BEGIN SUPPLIED DATA

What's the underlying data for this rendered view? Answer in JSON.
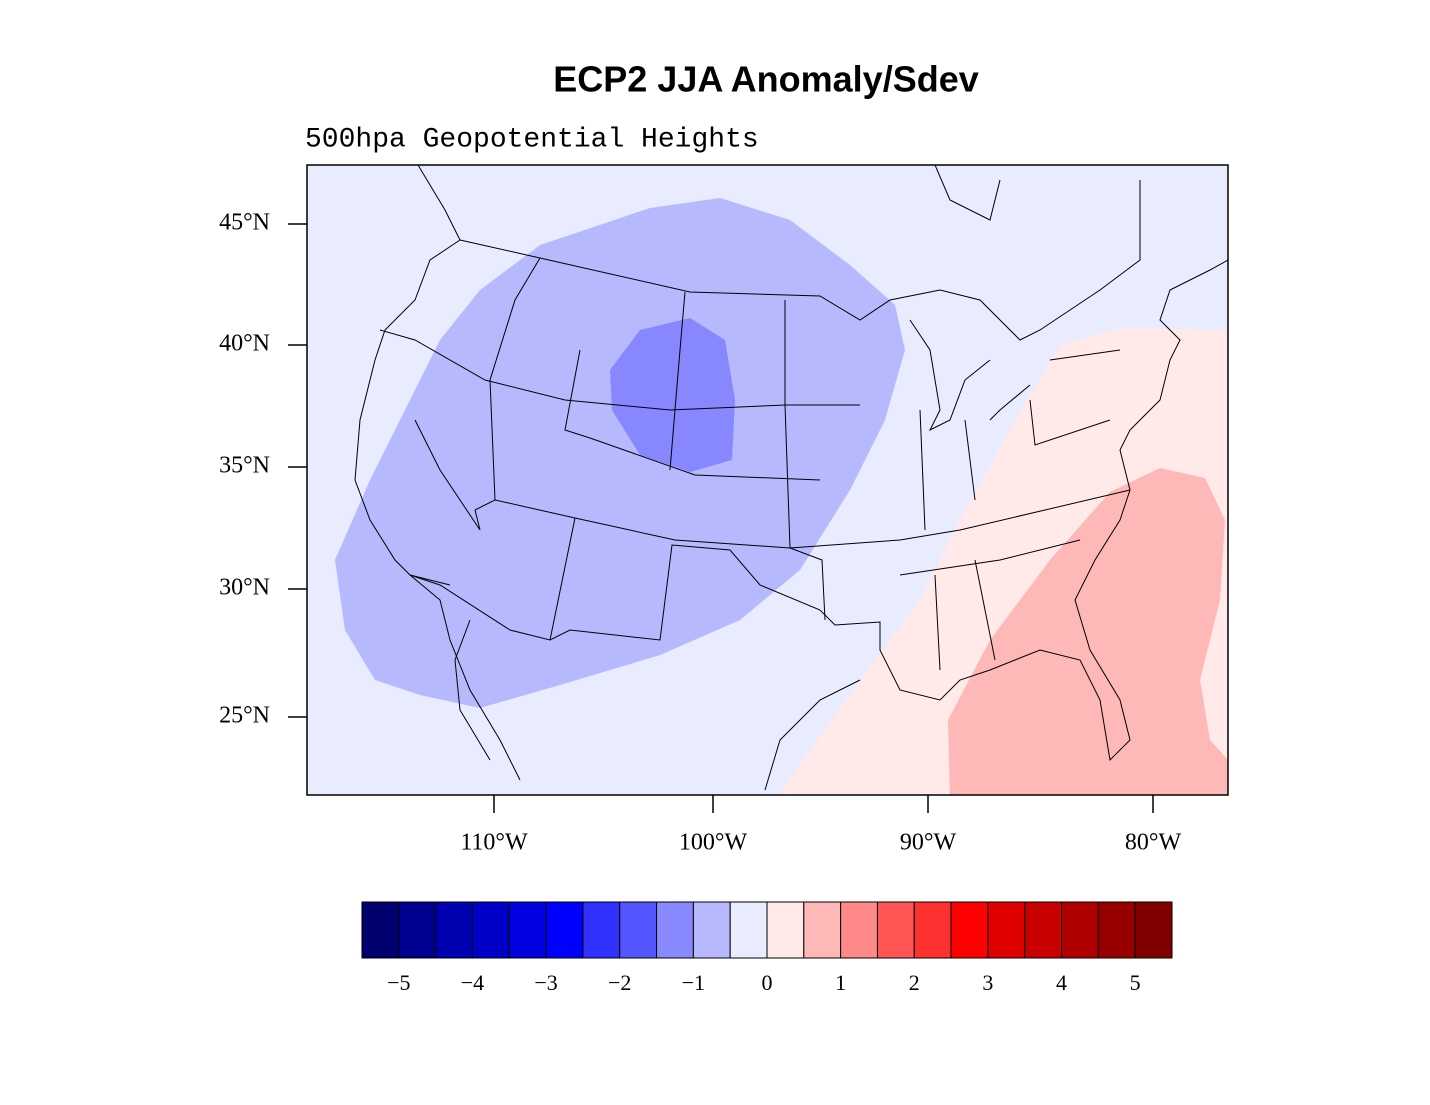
{
  "title": "ECP2 JJA Anomaly/Sdev",
  "subtitle": "500hpa Geopotential Heights",
  "map": {
    "lat_labels": [
      "45°N",
      "40°N",
      "35°N",
      "30°N",
      "25°N"
    ],
    "lon_labels": [
      "110°W",
      "100°W",
      "90°W",
      "80°W"
    ]
  },
  "colorbar": {
    "colors": [
      "#00006e",
      "#000090",
      "#0000b0",
      "#0000c8",
      "#0000e0",
      "#0000ff",
      "#3030ff",
      "#5555ff",
      "#8888ff",
      "#b8b8ff",
      "#e9ebff",
      "#ffe9e9",
      "#ffb8b8",
      "#ff8888",
      "#ff5555",
      "#ff3030",
      "#ff0000",
      "#e00000",
      "#c80000",
      "#b00000",
      "#980000",
      "#800000"
    ],
    "labels": [
      "−5",
      "−4",
      "−3",
      "−2",
      "−1",
      "0",
      "1",
      "2",
      "3",
      "4",
      "5"
    ]
  }
}
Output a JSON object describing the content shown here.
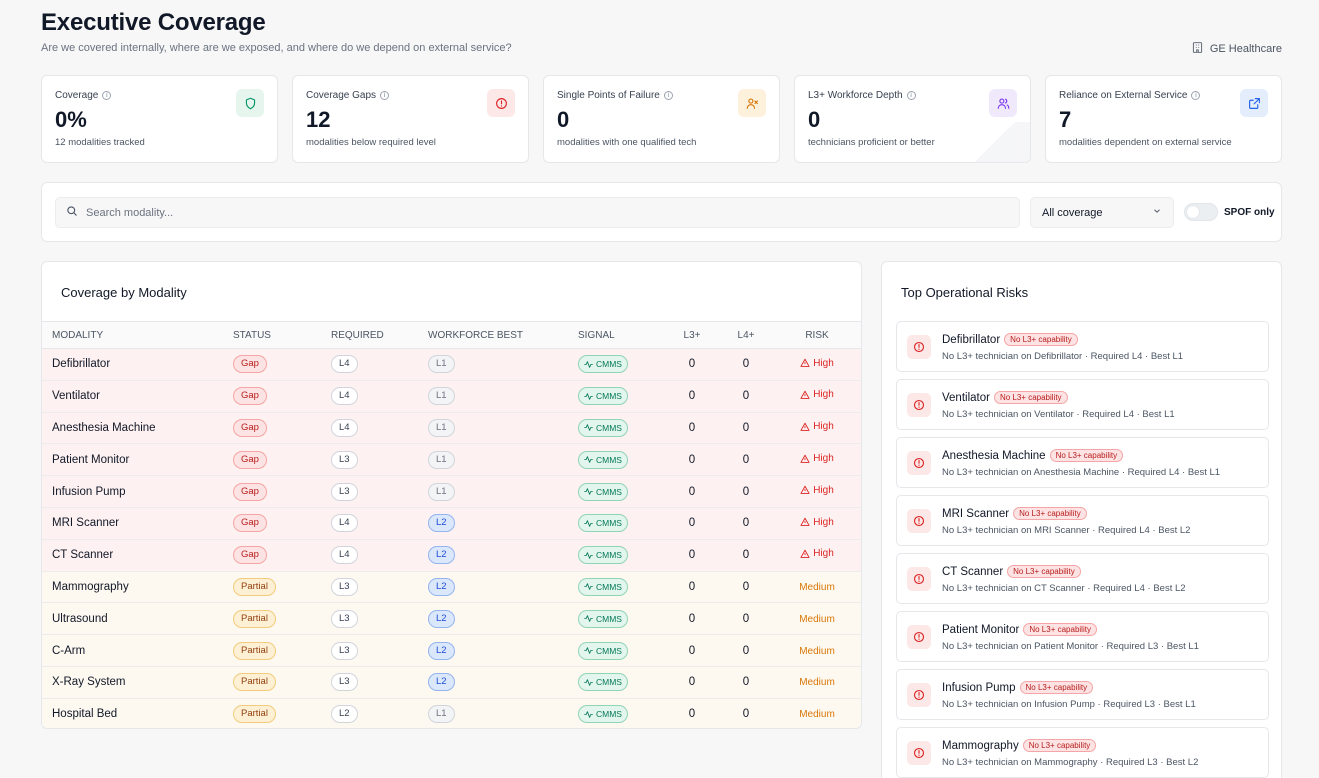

END SUPPLIED DATA

Write the listing out a second time exactly, dropping all images.

What's the underlying data for this rendered view? Answer in JSON.
{
  "title": "ECP2 JJA Anomaly/Sdev",
  "subtitle": "500hpa Geopotential Heights",
  "map": {
    "lat_labels": [
      "45°N",
      "40°N",
      "35°N",
      "30°N",
      "25°N"
    ],
    "lon_labels": [
      "110°W",
      "100°W",
      "90°W",
      "80°W"
    ]
  },
  "colorbar": {
    "colors": [
      "#00006e",
      "#000090",
      "#0000b0",
      "#0000c8",
      "#0000e0",
      "#0000ff",
      "#3030ff",
      "#5555ff",
      "#8888ff",
      "#b8b8ff",
      "#e9ebff",
      "#ffe9e9",
      "#ffb8b8",
      "#ff8888",
      "#ff5555",
      "#ff3030",
      "#ff0000",
      "#e00000",
      "#c80000",
      "#b00000",
      "#980000",
      "#800000"
    ],
    "labels": [
      "−5",
      "−4",
      "−3",
      "−2",
      "−1",
      "0",
      "1",
      "2",
      "3",
      "4",
      "5"
    ]
  }
}
Output a JSON object describing the content shown here.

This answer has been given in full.